◆ Exercise brief
Every line with the string "text" should be gathered.
:::::
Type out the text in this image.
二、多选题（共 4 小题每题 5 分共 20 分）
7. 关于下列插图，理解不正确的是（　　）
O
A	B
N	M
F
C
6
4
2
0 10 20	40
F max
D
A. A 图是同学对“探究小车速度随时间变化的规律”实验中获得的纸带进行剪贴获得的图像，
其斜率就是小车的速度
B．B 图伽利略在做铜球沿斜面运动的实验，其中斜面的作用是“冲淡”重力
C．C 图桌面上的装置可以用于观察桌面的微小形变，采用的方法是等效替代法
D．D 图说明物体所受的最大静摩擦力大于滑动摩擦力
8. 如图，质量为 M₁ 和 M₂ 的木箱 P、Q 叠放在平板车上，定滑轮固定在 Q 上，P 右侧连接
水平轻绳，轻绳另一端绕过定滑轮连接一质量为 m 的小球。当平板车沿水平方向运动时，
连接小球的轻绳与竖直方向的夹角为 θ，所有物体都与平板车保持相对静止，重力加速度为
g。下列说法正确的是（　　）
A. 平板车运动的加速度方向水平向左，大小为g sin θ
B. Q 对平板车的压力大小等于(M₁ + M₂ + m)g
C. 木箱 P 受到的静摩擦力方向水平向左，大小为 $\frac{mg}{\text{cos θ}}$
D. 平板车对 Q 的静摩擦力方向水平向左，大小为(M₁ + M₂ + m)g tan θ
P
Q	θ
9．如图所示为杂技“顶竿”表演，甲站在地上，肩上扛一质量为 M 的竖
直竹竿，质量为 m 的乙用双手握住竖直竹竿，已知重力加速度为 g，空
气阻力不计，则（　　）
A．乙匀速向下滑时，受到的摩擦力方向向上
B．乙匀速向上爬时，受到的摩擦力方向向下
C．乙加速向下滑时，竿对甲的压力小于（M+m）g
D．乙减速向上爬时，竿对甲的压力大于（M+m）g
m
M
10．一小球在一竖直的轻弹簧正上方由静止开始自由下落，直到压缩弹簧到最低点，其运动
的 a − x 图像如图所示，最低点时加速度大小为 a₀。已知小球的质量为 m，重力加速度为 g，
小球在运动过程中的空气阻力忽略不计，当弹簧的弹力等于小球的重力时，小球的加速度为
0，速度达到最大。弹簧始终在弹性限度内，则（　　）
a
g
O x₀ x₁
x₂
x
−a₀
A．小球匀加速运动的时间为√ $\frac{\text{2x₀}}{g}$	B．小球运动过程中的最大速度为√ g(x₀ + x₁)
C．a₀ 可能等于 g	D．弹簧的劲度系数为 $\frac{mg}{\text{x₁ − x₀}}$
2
:::::
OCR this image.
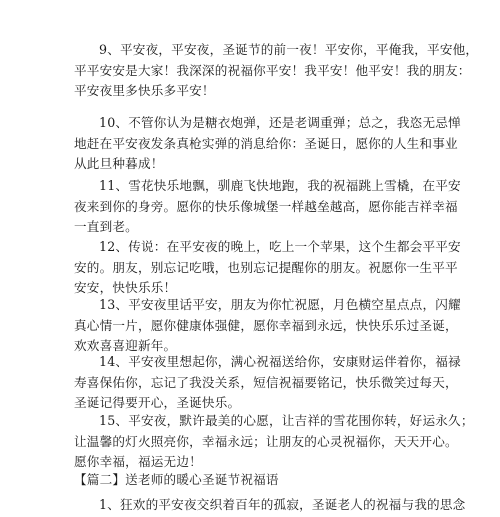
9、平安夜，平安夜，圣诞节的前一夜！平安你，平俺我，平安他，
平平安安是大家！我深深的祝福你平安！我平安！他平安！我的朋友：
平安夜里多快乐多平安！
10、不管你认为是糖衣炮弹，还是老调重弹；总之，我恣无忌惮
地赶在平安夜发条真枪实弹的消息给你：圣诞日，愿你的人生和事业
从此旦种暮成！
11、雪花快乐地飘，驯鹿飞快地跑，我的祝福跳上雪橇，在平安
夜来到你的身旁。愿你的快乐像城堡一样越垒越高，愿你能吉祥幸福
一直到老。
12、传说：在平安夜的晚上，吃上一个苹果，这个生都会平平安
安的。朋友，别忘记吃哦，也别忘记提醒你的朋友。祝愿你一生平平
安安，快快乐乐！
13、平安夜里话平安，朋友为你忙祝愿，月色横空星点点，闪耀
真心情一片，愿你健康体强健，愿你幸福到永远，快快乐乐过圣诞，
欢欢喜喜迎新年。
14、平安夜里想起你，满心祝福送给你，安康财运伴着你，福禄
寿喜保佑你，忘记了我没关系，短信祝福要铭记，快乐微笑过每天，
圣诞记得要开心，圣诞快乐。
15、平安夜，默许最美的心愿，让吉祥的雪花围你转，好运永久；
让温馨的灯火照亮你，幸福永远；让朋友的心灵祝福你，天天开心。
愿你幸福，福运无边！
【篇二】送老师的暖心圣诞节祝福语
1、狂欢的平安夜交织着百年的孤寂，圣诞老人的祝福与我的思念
:::::
◆ Solution to the problem
Type out the text in this image.
C. 木箱 P 受到的静摩擦力方向水平向左，大小为 $\frac{mg}{\text{cos θ}}$
A．小球匀加速运动的时间为√ $\frac{\text{2x₀}}{g}$	B．小球运动过程中的最大速度为√ g(x₀ + x₁)
C．a₀ 可能等于 g	D．弹簧的劲度系数为 $\frac{mg}{\text{x₁ − x₀}}$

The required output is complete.